WORK TO COMPLETE:
The records below must be output exactly, without pictures.

DATASET RECORDS:
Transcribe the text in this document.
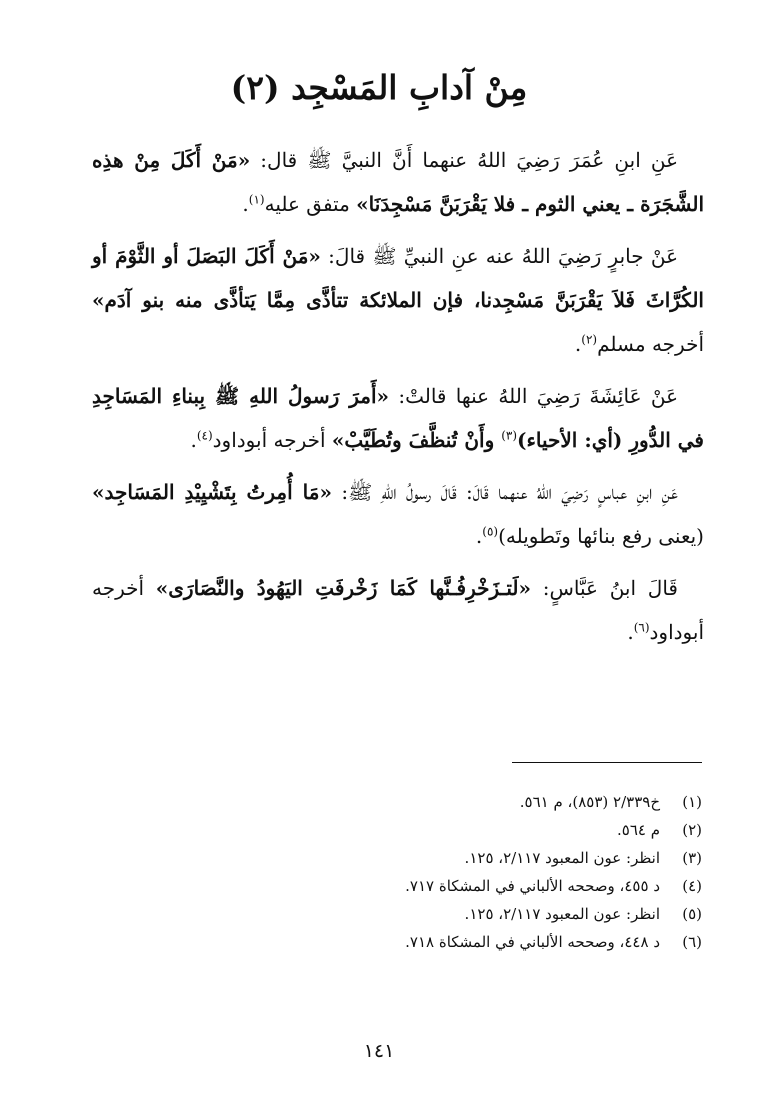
مِنْ آدابِ المَسْجِد (٢)

عَنِ ابنِ عُمَرَ رَضِيَ اللهُ عنهما أَنَّ النبيَّ ﷺ قال: «مَنْ أَكَلَ مِنْ هذِه الشَّجَرَة ـ يعني الثوم ـ فلا يَقْرَبَنَّ مَسْجِدَنَا» متفق عليه$^{(١)}$.

عَنْ جابرٍ رَضِيَ اللهُ عنه عنِ النبيِّ ﷺ قالَ: «مَنْ أَكَلَ البَصَلَ أو الثَّوْمَ أو الكُرَّاثَ فَلاَ يَقْرَبَنَّ مَسْجِدنا، فإن الملائكة تتأذَّى مِمَّا يَتأذَّى منه بنو آدَم» أخرجه مسلم$^{(٢)}$.

عَنْ عَائِشَةَ رَضِيَ اللهُ عنها قالتْ: «أَمرَ رَسولُ اللهِ ﷺ بِبناءِ المَسَاجِدِ في الدُّورِ (أي: الأحياء)$^{(٣)}$ وأَنْ تُنظَّفَ وتُطَيَّبْ» أخرجه أبوداود$^{(٤)}$.

عَنِ ابنِ عباسٍ رَضِيَ اللهُ عنهما قَالَ: قَالَ رسولُ اللهِ ﷺ: «مَا أُمِرتُ بِتَشْيِيْدِ المَسَاجِد» (يعنى رفع بنائها وتَطويله)$^{(٥)}$.

قَالَ ابنُ عَبَّاسٍ: «لَتـزَخْرِفُـنَّها كَمَا زَخْرفَتِ اليَهُودُ والنَّصَارَى» أخرجه أبوداود$^{(٦)}$.

(١)خ٢/٣٣٩ (٨٥٣)، م ٥٦١.
(٢)م ٥٦٤.
(٣)انظر: عون المعبود ٢/١١٧، ١٢٥.
(٤)د ٤٥٥، وصححه الألباني في المشكاة ٧١٧.
(٥)انظر: عون المعبود ٢/١١٧، ١٢٥.
(٦)د ٤٤٨، وصححه الألباني في المشكاة ٧١٨.
١٤١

ANSWER IN FULL:
Transcribe the text in this document.
مِنْ آدابِ المَسْجِد (٢)

عَنِ ابنِ عُمَرَ رَضِيَ اللهُ عنهما أَنَّ النبيَّ ﷺ قال: «مَنْ أَكَلَ مِنْ هذِه الشَّجَرَة ـ يعني الثوم ـ فلا يَقْرَبَنَّ مَسْجِدَنَا» متفق عليه$^{(١)}$.

عَنْ جابرٍ رَضِيَ اللهُ عنه عنِ النبيِّ ﷺ قالَ: «مَنْ أَكَلَ البَصَلَ أو الثَّوْمَ أو الكُرَّاثَ فَلاَ يَقْرَبَنَّ مَسْجِدنا، فإن الملائكة تتأذَّى مِمَّا يَتأذَّى منه بنو آدَم» أخرجه مسلم$^{(٢)}$.

عَنْ عَائِشَةَ رَضِيَ اللهُ عنها قالتْ: «أَمرَ رَسولُ اللهِ ﷺ بِبناءِ المَسَاجِدِ في الدُّورِ (أي: الأحياء)$^{(٣)}$ وأَنْ تُنظَّفَ وتُطَيَّبْ» أخرجه أبوداود$^{(٤)}$.

عَنِ ابنِ عباسٍ رَضِيَ اللهُ عنهما قَالَ: قَالَ رسولُ اللهِ ﷺ: «مَا أُمِرتُ بِتَشْيِيْدِ المَسَاجِد» (يعنى رفع بنائها وتَطويله)$^{(٥)}$.

قَالَ ابنُ عَبَّاسٍ: «لَتـزَخْرِفُـنَّها كَمَا زَخْرفَتِ اليَهُودُ والنَّصَارَى» أخرجه أبوداود$^{(٦)}$.

(١)خ٢/٣٣٩ (٨٥٣)، م ٥٦١.
(٢)م ٥٦٤.
(٣)انظر: عون المعبود ٢/١١٧، ١٢٥.
(٤)د ٤٥٥، وصححه الألباني في المشكاة ٧١٧.
(٥)انظر: عون المعبود ٢/١١٧، ١٢٥.
(٦)د ٤٤٨، وصححه الألباني في المشكاة ٧١٨.
١٤١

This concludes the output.